- _Exercise brief_
Please quote every line word for word.
################
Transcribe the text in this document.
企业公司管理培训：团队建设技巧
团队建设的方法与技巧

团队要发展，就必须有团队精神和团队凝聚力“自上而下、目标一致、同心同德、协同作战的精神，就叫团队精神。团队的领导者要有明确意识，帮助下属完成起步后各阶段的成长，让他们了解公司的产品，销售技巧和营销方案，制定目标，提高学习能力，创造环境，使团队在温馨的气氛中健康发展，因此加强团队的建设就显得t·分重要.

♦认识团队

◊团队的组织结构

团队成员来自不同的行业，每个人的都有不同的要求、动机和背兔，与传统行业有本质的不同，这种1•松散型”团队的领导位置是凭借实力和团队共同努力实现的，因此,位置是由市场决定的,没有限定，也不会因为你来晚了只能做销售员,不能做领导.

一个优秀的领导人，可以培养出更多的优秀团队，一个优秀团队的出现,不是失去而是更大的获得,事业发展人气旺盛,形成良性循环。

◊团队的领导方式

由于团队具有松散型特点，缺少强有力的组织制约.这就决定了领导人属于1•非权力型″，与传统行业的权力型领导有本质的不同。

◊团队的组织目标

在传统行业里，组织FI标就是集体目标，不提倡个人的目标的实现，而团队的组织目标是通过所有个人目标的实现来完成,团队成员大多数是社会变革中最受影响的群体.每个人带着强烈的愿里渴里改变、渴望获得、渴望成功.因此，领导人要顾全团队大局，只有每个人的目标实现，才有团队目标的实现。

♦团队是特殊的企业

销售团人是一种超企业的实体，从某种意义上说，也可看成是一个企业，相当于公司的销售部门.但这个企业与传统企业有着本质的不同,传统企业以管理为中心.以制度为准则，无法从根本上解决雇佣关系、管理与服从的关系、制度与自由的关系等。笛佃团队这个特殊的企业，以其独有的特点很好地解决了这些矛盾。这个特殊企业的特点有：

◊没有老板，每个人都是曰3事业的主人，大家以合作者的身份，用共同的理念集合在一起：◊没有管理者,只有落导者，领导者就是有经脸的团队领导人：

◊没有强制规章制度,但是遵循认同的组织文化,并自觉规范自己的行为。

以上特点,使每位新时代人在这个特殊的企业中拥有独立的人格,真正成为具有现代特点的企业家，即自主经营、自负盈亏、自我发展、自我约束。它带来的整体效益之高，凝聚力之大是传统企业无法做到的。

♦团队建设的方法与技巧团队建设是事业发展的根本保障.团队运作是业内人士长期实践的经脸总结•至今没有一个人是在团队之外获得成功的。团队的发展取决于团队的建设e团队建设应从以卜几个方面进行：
################
- _Solution_
Transcribe the text in this document.
企业公司管理培训：团队建设技巧
团队建设的方法与技巧

团队要发展，就必须有团队精神和团队凝聚力“自上而下、目标一致、同心同德、协同作战的精神，就叫团队精神。团队的领导者要有明确意识，帮助下属完成起步后各阶段的成长，让他们了解公司的产品，销售技巧和营销方案，制定目标，提高学习能力，创造环境，使团队在温馨的气氛中健康发展，因此加强团队的建设就显得t·分重要.

♦认识团队

◊团队的组织结构

团队成员来自不同的行业，每个人的都有不同的要求、动机和背兔，与传统行业有本质的不同，这种1•松散型”团队的领导位置是凭借实力和团队共同努力实现的，因此,位置是由市场决定的,没有限定，也不会因为你来晚了只能做销售员,不能做领导.

一个优秀的领导人，可以培养出更多的优秀团队，一个优秀团队的出现,不是失去而是更大的获得,事业发展人气旺盛,形成良性循环。

◊团队的领导方式

由于团队具有松散型特点，缺少强有力的组织制约.这就决定了领导人属于1•非权力型″，与传统行业的权力型领导有本质的不同。

◊团队的组织目标

在传统行业里，组织FI标就是集体目标，不提倡个人的目标的实现，而团队的组织目标是通过所有个人目标的实现来完成,团队成员大多数是社会变革中最受影响的群体.每个人带着强烈的愿里渴里改变、渴望获得、渴望成功.因此，领导人要顾全团队大局，只有每个人的目标实现，才有团队目标的实现。

♦团队是特殊的企业

销售团人是一种超企业的实体，从某种意义上说，也可看成是一个企业，相当于公司的销售部门.但这个企业与传统企业有着本质的不同,传统企业以管理为中心.以制度为准则，无法从根本上解决雇佣关系、管理与服从的关系、制度与自由的关系等。笛佃团队这个特殊的企业，以其独有的特点很好地解决了这些矛盾。这个特殊企业的特点有：

◊没有老板，每个人都是曰3事业的主人，大家以合作者的身份，用共同的理念集合在一起：◊没有管理者,只有落导者，领导者就是有经脸的团队领导人：

◊没有强制规章制度,但是遵循认同的组织文化,并自觉规范自己的行为。

以上特点,使每位新时代人在这个特殊的企业中拥有独立的人格,真正成为具有现代特点的企业家，即自主经营、自负盈亏、自我发展、自我约束。它带来的整体效益之高，凝聚力之大是传统企业无法做到的。

♦团队建设的方法与技巧团队建设是事业发展的根本保障.团队运作是业内人士长期实践的经脸总结•至今没有一个人是在团队之外获得成功的。团队的发展取决于团队的建设e团队建设应从以卜几个方面进行：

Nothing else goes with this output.